WHAT THE TASK REQUIRES: Write out every line from the start of the records down to the line containing "section-name: 範本 xyxy=(354,88,395,112)", with both ends included.

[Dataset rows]
-=-=-

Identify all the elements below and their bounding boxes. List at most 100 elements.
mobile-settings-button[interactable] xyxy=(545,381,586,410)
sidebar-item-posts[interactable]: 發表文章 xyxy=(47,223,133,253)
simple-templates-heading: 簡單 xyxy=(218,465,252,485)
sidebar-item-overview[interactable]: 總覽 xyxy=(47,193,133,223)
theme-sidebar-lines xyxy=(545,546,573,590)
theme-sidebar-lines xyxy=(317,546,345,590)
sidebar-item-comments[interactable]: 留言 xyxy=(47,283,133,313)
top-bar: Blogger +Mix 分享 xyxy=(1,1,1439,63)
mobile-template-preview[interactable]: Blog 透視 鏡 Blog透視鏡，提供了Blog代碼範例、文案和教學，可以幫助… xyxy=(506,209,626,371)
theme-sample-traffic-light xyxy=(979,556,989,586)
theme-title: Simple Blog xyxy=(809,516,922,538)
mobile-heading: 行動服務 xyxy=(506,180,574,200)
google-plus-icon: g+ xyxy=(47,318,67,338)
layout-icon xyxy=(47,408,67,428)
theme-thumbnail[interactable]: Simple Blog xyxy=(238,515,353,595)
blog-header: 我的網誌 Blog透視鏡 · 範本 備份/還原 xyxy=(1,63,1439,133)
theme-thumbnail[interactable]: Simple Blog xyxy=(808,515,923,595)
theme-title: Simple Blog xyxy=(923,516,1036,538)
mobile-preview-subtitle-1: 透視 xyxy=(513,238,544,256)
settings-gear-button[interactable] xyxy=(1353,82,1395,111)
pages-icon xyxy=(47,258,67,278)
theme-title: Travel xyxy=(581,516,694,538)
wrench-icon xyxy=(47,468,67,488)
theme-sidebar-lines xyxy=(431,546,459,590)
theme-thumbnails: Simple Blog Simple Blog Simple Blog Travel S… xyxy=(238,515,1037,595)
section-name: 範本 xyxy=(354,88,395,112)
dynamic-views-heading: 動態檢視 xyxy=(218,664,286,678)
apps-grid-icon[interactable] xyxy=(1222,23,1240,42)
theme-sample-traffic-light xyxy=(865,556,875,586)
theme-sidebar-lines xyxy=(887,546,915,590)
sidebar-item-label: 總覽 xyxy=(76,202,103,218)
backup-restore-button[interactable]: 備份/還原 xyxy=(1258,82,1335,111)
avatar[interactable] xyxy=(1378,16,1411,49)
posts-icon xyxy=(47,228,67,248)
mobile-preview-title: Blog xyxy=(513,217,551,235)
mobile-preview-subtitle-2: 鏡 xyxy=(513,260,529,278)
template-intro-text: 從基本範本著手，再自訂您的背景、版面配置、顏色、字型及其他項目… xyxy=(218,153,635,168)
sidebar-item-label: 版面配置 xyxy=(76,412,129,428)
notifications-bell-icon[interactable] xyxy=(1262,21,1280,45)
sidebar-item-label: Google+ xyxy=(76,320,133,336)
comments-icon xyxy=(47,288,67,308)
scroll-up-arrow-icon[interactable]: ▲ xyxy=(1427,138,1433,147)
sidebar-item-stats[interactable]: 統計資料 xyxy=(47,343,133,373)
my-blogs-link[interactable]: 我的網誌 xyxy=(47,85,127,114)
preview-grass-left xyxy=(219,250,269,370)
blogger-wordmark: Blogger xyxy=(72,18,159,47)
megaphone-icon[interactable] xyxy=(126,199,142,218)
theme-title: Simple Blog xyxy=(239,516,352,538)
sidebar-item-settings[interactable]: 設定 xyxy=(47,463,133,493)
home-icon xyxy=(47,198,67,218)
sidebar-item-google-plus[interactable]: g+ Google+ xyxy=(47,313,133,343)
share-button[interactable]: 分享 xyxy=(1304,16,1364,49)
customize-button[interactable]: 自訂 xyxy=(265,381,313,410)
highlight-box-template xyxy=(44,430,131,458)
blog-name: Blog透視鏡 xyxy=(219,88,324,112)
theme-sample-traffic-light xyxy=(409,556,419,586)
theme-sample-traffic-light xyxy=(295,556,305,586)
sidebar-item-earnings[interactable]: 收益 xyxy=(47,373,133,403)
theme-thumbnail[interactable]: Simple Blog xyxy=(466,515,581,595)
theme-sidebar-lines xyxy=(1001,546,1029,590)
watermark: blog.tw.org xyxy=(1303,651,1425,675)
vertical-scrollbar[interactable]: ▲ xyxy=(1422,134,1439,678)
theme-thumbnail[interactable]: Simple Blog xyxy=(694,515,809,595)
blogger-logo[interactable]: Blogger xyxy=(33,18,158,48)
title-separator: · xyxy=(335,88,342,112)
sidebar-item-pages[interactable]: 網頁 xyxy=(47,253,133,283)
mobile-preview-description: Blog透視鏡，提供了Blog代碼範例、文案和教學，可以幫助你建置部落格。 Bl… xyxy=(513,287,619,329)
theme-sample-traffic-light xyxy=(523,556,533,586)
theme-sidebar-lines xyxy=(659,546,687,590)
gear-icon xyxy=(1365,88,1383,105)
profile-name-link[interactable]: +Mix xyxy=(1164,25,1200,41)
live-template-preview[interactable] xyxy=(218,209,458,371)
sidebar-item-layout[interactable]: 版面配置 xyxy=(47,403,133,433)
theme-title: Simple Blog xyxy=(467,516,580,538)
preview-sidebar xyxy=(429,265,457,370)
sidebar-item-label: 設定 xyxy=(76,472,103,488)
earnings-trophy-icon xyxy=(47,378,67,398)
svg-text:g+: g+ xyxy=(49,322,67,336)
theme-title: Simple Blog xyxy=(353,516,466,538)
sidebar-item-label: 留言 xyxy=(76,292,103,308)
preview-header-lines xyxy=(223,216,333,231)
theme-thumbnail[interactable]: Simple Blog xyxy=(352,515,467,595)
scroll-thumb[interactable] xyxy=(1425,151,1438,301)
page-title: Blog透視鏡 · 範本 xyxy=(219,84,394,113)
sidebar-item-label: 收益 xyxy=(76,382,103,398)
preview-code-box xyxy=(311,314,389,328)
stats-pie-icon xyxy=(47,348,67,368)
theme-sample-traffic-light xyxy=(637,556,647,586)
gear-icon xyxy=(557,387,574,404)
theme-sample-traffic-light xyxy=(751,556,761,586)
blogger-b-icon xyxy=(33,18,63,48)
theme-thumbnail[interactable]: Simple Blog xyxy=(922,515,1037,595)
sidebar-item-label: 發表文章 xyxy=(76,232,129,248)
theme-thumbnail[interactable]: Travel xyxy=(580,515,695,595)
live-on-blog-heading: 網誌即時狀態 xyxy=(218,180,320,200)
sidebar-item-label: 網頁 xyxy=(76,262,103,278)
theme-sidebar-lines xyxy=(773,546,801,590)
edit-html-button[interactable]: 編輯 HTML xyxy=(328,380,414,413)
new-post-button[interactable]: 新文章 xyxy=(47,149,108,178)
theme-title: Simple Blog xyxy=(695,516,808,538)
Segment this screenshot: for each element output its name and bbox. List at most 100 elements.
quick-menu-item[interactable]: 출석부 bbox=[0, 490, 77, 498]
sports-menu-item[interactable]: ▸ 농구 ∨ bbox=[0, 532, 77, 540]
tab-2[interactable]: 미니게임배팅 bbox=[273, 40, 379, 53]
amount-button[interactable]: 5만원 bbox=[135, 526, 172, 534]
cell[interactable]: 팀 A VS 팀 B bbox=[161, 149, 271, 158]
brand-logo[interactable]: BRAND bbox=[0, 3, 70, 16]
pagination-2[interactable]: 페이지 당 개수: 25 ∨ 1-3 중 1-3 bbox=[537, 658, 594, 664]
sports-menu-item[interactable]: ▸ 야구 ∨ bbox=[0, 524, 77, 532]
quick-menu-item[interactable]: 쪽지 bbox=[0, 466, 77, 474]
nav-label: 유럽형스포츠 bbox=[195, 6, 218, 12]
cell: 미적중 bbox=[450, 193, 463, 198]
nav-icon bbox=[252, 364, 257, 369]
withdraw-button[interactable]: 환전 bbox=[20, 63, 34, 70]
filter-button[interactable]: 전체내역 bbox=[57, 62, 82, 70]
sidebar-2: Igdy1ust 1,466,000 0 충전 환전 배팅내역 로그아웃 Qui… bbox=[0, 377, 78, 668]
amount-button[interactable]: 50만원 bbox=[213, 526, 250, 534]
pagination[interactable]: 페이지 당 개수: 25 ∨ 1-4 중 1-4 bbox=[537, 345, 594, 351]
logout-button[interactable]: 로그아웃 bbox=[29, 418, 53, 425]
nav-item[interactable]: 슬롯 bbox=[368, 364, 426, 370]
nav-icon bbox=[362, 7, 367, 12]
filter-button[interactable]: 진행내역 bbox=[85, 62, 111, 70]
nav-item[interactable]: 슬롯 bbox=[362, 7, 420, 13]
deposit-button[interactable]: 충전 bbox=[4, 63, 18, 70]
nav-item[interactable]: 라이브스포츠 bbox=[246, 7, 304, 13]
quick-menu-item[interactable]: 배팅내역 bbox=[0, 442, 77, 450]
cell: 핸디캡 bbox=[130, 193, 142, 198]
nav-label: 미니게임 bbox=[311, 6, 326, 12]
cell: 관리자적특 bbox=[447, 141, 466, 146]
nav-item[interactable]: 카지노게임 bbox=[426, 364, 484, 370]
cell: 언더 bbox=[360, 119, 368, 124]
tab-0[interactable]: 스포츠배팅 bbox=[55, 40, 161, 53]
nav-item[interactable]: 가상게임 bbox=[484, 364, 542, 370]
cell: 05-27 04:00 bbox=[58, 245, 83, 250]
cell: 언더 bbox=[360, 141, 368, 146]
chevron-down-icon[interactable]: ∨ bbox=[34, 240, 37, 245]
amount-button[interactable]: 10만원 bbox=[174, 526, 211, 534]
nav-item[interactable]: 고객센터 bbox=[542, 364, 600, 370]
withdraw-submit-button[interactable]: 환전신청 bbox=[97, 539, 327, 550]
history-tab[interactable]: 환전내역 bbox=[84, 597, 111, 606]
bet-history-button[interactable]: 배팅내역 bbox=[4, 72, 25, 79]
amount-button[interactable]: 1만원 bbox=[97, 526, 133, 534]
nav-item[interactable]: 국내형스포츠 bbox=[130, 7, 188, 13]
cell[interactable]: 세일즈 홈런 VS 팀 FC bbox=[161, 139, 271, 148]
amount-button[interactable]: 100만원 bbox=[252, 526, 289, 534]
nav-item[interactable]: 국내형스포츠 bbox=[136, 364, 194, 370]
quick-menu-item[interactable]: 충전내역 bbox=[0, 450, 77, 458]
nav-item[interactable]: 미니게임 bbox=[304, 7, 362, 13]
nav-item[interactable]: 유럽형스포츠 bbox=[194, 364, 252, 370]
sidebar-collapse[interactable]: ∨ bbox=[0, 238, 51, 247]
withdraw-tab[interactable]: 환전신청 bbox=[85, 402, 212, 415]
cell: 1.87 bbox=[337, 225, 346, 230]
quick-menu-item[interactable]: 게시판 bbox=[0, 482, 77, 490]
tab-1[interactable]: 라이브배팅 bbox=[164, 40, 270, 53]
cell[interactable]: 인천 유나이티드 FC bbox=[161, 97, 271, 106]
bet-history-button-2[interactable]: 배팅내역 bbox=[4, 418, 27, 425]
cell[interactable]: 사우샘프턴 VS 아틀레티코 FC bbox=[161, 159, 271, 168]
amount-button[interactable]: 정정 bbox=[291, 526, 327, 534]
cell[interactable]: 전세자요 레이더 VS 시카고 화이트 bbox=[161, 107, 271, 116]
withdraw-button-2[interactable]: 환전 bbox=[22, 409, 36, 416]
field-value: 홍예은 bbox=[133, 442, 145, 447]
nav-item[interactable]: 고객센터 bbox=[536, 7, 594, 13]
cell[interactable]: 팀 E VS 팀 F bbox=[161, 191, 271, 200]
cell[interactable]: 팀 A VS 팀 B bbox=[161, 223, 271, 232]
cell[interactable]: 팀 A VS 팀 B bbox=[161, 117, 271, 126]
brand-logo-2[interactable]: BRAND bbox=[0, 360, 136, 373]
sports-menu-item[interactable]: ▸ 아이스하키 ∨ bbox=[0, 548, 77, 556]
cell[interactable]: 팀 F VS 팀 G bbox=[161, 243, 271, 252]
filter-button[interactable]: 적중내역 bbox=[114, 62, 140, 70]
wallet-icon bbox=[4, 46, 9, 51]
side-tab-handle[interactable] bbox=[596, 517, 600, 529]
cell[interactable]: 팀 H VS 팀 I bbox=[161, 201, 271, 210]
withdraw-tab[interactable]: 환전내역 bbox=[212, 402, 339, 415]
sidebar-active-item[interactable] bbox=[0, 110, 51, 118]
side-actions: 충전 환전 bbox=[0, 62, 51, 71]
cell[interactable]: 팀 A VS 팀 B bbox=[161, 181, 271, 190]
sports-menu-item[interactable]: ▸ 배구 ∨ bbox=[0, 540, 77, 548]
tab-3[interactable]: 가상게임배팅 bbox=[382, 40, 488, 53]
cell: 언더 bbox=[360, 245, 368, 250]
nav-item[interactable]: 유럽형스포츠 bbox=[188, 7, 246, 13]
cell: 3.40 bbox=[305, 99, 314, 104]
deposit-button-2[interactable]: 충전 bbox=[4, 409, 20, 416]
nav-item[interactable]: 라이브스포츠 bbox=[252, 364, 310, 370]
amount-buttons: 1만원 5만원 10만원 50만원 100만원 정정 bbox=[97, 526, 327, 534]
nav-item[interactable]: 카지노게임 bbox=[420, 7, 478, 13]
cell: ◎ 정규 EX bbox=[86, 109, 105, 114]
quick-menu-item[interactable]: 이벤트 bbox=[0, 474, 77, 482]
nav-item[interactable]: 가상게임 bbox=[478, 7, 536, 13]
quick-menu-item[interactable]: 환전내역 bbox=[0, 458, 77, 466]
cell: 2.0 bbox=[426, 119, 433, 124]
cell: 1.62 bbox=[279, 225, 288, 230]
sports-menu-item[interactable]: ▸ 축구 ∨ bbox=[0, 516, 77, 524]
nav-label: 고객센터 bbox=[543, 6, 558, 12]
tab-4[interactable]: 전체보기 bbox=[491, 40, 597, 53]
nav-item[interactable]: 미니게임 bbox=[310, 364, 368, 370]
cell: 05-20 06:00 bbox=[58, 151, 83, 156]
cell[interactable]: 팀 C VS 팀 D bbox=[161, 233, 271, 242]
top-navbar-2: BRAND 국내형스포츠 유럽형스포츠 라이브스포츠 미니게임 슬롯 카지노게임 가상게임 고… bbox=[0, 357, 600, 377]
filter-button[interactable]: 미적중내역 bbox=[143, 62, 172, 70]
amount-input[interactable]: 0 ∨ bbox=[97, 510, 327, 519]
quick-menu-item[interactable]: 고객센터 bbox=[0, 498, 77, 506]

-=-=-

SOLUTION TO THE PROBLEM:
Identify all the elements below and their bounding boxes. List at most 100 elements.
mobile-settings-button[interactable] xyxy=(545,381,586,410)
sidebar-item-posts[interactable]: 發表文章 xyxy=(47,223,133,253)
simple-templates-heading: 簡單 xyxy=(218,465,252,485)
sidebar-item-overview[interactable]: 總覽 xyxy=(47,193,133,223)
theme-sidebar-lines xyxy=(545,546,573,590)
theme-sidebar-lines xyxy=(317,546,345,590)
sidebar-item-comments[interactable]: 留言 xyxy=(47,283,133,313)
top-bar: Blogger +Mix 分享 xyxy=(1,1,1439,63)
mobile-template-preview[interactable]: Blog 透視 鏡 Blog透視鏡，提供了Blog代碼範例、文案和教學，可以幫助… xyxy=(506,209,626,371)
theme-sample-traffic-light xyxy=(979,556,989,586)
theme-title: Simple Blog xyxy=(809,516,922,538)
mobile-heading: 行動服務 xyxy=(506,180,574,200)
google-plus-icon: g+ xyxy=(47,318,67,338)
layout-icon xyxy=(47,408,67,428)
theme-thumbnail[interactable]: Simple Blog xyxy=(238,515,353,595)
blog-header: 我的網誌 Blog透視鏡 · 範本 備份/還原 xyxy=(1,63,1439,133)
theme-thumbnail[interactable]: Simple Blog xyxy=(808,515,923,595)
theme-title: Simple Blog xyxy=(923,516,1036,538)
mobile-preview-subtitle-1: 透視 xyxy=(513,238,544,256)
settings-gear-button[interactable] xyxy=(1353,82,1395,111)
pages-icon xyxy=(47,258,67,278)
theme-title: Travel xyxy=(581,516,694,538)
wrench-icon xyxy=(47,468,67,488)
theme-sidebar-lines xyxy=(431,546,459,590)
theme-thumbnails: Simple Blog Simple Blog Simple Blog Travel S… xyxy=(238,515,1037,595)
section-name: 範本 xyxy=(354,88,395,112)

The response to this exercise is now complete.